SELECTED EXTRACT -
☆ ☆ ☆ ☆ ☆ ☆ ☆

- Theatrical release poster
- Directed by: David Dobkin
- Written by: Jon Lucas; Scott Moore;
- Produced by: David Dobkin; Neal H. Moritz;
- Starring: Ryan Reynolds; Jason Bateman; Leslie Mann; Olivia Wilde; Alan Arkin;
- Cinematography: Eric Edwards
- Edited by: Lee Haxall; Greg Hayden;
- Music by: John Debney; Theodore Shapiro;
- Production companies: Original Film; Relativity Media; Big Kid Pictures;
- Distributed by: Universal Pictures
- Release date: August 5, 2011 (United States);
- Running time: 112 minutes
- Country: United States
- Language: English
- Budget: $52 million
- Box office: $75.5 million

= The Change-Up =

2011 film by David Dobkin

The Change-Up is a 2011 American fantasy romantic comedy produced and directed by David Dobkin, and written by Jon Lucas and Scott Moore. The film stars Ryan Reynolds and Jason Bateman.

Mitch Planko and Dave Lockwood, best friends living in Atlanta, “switch bodies” after urinating into a fountain while wishing they had each other's lives.

The film was released on August 5, 2011, in North America by Universal Pictures, received negative reviews from critics and grossed $75.5 million against a $52 million budget.

==Plot==

In Atlanta, Dave Lockwood is married with three children, while his best friend Mitch Planko is single and in his sexual prime. After getting drunk at a bar, Mitch and Dave urinate into a fountain, simultaneously wishing they had each other's lives.

The next morning, Mitch and Dave realize they have “switched bodies.” Returning to the park to wish for their lives back, they discover the fountain has been removed for restoration. Forced to wait until the parks department locates the fountain, Mitch and Dave have to pose as each other.

At Dave's law office, Mitch befriends Dave's associate Sabrina, but his lack of professionalism and legal knowledge sabotages an important merger with a Japanese firm. Dave arrives at Mitch's film shoot, discovering it is a "lorno" – "light" pornography.

Dave takes Mitch to tell his wife Jamie the truth, but she does not believe them. So, they reluctantly take on each other's lives. Dave advises him on how to behave professionally, and Mitch sets Dave up on a date with Sabrina, as Mitch has a crush.

After speaking with his father, Mitch rededicates himself to Dave's life. At her ballet recital, Dave's eldest child Cara takes Mitch's advice and throws her bully to the floor, which Mitch foul-mouthedly cheers. Cara tells him she loves him, and he says the same but feels guilty.

Dave takes the day off to take full advantage of being Mitch, who coaches him on how to act like him on the date and shaves off Dave's pubic hair. Sabrina meets Dave at a classy restaurant and, despite only going because Mitch told her to, genuinely likes him. After they spontaneously decide to get tattoos, Dave walks Sabrina home and she tells him to call her.

☆ ☆ ☆ ☆ ☆ ☆ ☆

SUPPLIED ENTRIES -
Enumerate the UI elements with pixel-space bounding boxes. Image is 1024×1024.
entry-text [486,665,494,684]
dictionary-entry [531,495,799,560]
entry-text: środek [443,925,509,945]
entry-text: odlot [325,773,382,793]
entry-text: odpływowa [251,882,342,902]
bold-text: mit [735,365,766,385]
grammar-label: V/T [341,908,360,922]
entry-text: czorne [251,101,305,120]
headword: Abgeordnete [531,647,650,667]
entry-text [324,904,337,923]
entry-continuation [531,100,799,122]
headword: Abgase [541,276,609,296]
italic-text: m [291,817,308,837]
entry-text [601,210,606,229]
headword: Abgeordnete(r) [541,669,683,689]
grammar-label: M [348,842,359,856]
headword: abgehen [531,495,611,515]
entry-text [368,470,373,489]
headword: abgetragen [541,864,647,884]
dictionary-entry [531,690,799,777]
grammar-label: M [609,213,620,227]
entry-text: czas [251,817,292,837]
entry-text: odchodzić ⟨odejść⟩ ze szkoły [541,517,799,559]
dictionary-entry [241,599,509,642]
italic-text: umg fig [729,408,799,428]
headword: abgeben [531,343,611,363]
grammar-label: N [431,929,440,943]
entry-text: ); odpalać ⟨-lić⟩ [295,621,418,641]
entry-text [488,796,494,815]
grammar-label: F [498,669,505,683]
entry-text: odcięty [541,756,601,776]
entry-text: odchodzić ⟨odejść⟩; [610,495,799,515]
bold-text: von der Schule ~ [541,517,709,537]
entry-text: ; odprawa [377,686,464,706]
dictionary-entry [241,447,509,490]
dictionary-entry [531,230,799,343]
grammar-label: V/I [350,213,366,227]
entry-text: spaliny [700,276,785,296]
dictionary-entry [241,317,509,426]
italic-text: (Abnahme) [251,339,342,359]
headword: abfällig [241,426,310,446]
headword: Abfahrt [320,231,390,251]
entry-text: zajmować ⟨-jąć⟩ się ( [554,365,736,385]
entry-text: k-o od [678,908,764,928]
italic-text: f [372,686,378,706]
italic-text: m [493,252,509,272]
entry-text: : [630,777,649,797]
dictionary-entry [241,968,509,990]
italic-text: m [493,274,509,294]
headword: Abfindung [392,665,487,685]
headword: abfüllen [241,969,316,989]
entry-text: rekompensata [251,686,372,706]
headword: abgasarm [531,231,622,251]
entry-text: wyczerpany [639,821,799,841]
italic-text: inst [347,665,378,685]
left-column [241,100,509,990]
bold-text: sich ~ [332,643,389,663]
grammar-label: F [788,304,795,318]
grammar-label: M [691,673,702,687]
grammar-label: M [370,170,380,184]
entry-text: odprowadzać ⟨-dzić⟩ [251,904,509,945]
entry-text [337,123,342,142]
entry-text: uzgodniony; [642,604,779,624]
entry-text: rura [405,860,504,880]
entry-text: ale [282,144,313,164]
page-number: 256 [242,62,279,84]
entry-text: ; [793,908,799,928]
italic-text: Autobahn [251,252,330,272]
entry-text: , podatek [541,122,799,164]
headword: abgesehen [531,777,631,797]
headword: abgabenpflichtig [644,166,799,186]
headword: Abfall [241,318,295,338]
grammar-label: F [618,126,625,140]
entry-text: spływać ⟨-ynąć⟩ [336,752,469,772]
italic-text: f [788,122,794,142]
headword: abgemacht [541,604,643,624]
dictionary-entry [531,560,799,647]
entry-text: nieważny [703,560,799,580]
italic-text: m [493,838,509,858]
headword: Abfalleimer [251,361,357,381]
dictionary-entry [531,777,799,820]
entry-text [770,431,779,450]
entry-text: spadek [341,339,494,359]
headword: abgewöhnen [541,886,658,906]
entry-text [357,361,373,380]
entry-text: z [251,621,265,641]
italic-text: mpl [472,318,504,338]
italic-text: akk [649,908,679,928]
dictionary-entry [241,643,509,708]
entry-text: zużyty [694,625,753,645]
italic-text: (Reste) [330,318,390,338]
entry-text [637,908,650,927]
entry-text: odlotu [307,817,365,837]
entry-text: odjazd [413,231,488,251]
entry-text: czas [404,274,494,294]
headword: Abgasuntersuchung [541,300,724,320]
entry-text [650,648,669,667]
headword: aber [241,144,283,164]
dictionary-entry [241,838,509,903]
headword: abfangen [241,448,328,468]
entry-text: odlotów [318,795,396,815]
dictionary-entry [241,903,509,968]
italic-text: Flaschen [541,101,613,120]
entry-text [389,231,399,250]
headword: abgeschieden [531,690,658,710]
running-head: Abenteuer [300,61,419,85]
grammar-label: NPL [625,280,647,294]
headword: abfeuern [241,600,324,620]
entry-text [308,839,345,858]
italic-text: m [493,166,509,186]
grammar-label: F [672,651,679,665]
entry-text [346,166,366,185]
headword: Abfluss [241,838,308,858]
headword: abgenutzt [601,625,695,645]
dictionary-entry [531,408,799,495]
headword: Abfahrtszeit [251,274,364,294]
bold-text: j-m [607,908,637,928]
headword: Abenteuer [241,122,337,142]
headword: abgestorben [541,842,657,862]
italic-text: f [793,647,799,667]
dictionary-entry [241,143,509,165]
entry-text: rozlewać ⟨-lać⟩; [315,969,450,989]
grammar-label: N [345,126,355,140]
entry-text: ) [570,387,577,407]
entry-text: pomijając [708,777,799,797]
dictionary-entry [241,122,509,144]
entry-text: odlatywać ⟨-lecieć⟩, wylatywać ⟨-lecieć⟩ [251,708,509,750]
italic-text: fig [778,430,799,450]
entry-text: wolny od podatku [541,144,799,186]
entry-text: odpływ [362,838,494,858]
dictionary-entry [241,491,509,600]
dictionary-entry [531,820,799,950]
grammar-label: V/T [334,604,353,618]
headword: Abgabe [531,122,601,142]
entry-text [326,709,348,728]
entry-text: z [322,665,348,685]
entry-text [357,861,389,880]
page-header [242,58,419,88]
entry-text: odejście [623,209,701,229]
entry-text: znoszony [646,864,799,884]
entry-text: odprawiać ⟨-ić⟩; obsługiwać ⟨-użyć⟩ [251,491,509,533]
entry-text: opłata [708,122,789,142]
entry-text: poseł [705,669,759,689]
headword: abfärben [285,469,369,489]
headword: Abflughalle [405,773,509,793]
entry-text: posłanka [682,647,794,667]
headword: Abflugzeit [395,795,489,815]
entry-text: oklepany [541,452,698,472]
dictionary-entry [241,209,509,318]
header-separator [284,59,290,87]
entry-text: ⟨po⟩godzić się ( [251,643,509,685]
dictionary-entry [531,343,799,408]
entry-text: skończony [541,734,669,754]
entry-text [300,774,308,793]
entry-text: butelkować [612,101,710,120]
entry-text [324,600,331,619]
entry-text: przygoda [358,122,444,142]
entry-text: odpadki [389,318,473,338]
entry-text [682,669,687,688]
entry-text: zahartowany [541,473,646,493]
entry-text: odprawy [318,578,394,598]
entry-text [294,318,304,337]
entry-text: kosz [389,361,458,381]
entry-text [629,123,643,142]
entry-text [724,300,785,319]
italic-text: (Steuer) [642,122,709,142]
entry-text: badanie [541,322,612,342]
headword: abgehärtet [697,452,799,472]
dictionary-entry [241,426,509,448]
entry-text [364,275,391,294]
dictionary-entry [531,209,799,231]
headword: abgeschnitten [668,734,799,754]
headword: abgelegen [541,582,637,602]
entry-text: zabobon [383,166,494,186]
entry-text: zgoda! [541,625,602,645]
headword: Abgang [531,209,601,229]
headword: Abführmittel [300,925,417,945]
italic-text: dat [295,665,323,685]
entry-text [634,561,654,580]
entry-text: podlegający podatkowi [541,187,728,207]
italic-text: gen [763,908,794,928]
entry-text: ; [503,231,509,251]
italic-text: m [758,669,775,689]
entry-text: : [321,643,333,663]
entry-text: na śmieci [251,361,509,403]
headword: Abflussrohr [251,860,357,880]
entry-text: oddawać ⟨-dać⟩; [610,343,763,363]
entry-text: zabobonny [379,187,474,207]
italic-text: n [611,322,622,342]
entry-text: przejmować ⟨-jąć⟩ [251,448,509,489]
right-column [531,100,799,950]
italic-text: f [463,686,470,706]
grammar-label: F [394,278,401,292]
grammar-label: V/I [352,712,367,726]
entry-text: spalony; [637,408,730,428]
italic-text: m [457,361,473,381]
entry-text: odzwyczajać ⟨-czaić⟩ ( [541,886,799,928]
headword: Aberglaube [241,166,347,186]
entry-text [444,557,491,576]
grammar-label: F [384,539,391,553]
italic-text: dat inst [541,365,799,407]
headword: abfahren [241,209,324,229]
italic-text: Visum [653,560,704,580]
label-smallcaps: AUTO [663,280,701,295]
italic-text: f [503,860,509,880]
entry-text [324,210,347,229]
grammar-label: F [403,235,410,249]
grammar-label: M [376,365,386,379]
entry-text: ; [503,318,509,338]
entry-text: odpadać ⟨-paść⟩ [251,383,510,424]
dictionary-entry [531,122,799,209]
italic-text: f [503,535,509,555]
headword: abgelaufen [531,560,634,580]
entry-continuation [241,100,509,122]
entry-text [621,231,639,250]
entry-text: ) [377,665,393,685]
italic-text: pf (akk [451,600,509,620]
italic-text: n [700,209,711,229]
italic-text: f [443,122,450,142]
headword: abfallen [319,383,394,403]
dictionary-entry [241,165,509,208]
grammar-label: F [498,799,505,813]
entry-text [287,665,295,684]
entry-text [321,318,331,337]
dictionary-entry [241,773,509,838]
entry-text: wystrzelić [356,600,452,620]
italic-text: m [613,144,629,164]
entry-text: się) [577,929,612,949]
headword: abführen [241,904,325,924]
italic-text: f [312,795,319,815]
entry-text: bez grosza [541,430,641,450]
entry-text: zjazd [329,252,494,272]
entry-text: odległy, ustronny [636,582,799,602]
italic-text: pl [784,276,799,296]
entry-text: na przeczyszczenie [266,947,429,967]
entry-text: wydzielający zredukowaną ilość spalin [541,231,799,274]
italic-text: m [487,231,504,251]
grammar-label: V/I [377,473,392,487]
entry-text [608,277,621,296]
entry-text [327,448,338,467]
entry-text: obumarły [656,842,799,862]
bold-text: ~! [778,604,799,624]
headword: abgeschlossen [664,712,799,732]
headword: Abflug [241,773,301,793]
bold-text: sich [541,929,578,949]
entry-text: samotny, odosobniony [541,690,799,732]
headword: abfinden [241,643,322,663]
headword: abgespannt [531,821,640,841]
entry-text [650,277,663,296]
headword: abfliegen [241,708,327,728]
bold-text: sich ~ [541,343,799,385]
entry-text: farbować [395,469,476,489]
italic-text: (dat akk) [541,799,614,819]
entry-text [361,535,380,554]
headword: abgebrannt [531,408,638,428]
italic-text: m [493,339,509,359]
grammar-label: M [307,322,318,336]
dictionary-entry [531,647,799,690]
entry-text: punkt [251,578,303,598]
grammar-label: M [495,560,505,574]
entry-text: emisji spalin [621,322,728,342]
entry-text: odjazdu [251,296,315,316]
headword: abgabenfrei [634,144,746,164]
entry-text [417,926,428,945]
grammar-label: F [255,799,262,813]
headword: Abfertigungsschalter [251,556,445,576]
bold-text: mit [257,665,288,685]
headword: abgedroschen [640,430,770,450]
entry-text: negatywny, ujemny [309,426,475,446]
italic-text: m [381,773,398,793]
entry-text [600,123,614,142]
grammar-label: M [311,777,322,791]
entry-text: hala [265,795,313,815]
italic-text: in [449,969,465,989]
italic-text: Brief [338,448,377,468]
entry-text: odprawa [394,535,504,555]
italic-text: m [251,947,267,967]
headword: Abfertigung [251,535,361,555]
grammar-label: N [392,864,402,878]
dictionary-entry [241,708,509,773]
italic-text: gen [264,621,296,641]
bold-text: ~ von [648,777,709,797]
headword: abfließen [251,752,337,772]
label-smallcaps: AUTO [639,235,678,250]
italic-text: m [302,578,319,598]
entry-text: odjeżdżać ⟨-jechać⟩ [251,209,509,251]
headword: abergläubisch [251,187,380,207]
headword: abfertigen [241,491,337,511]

☆ ☆ ☆ ☆ ☆ ☆ ☆

TASKS TO COMPLETE -
1: Print the passage of the article on The Change-Up that begins at the words "2011 film by" and ends after the words "simultaneously wishing they had each other's lives.".
2: Output the records from their first line through the line that contains "headword: Abgeordnete [531,647,650,667]", including both ends.
The records have no connection to the article on the film.

EXERCISE RESULTS -
1:
2011 film by David Dobkin

The Change-Up is a 2011 American fantasy romantic comedy produced and directed by David Dobkin, and written by Jon Lucas and Scott Moore. The film stars Ryan Reynolds and Jason Bateman.

Mitch Planko and Dave Lockwood, best friends living in Atlanta, “switch bodies” after urinating into a fountain while wishing they had each other's lives.

The film was released on August 5, 2011, in North America by Universal Pictures, received negative reviews from critics and grossed $75.5 million against a $52 million budget.

==Plot==

In Atlanta, Dave Lockwood is married with three children, while his best friend Mitch Planko is single and in his sexual prime. After getting drunk at a bar, Mitch and Dave urinate into a fountain, simultaneously wishing they had each other's lives.

2:
Enumerate the UI elements with pixel-space bounding boxes. Image is 1024×1024.
entry-text [486,665,494,684]
dictionary-entry [531,495,799,560]
entry-text: środek [443,925,509,945]
entry-text: odlot [325,773,382,793]
entry-text: odpływowa [251,882,342,902]
bold-text: mit [735,365,766,385]
grammar-label: V/T [341,908,360,922]
entry-text: czorne [251,101,305,120]
headword: Abgeordnete [531,647,650,667]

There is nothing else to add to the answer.